Without altering anything, repeat each of the records.

* START Available records *

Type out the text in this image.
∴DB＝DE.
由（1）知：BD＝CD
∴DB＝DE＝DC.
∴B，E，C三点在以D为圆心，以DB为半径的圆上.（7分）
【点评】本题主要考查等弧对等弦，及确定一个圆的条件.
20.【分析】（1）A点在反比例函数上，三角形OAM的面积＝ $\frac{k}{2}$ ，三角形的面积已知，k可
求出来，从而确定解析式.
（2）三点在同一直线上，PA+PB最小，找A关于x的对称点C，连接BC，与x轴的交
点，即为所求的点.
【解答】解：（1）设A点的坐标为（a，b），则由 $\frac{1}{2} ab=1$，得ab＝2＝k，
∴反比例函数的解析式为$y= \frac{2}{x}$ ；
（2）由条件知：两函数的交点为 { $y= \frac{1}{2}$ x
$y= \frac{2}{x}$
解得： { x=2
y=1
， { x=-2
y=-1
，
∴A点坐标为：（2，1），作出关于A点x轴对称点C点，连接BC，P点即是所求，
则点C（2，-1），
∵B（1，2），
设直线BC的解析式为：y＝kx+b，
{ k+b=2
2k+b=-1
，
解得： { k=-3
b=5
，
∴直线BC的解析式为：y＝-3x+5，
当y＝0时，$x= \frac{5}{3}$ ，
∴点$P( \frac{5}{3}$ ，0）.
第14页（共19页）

* END Available records *

# Solved problem
Type out the text in this image.
∴DB＝DE.
由（1）知：BD＝CD
∴DB＝DE＝DC.
∴B，E，C三点在以D为圆心，以DB为半径的圆上.（7分）
【点评】本题主要考查等弧对等弦，及确定一个圆的条件.
20.【分析】（1）A点在反比例函数上，三角形OAM的面积＝ $\frac{k}{2}$ ，三角形的面积已知，k可
求出来，从而确定解析式.
（2）三点在同一直线上，PA+PB最小，找A关于x的对称点C，连接BC，与x轴的交
点，即为所求的点.
【解答】解：（1）设A点的坐标为（a，b），则由 $\frac{1}{2} ab=1$，得ab＝2＝k，
∴反比例函数的解析式为$y= \frac{2}{x}$ ；
（2）由条件知：两函数的交点为 { $y= \frac{1}{2}$ x
$y= \frac{2}{x}$
解得： { x=2
y=1
， { x=-2
y=-1
，
∴A点坐标为：（2，1），作出关于A点x轴对称点C点，连接BC，P点即是所求，
则点C（2，-1），
∵B（1，2），
设直线BC的解析式为：y＝kx+b，
{ k+b=2
2k+b=-1
，
解得： { k=-3
b=5
，
∴直线BC的解析式为：y＝-3x+5，
当y＝0时，$x= \frac{5}{3}$ ，
∴点$P( \frac{5}{3}$ ，0）.
第14页（共19页）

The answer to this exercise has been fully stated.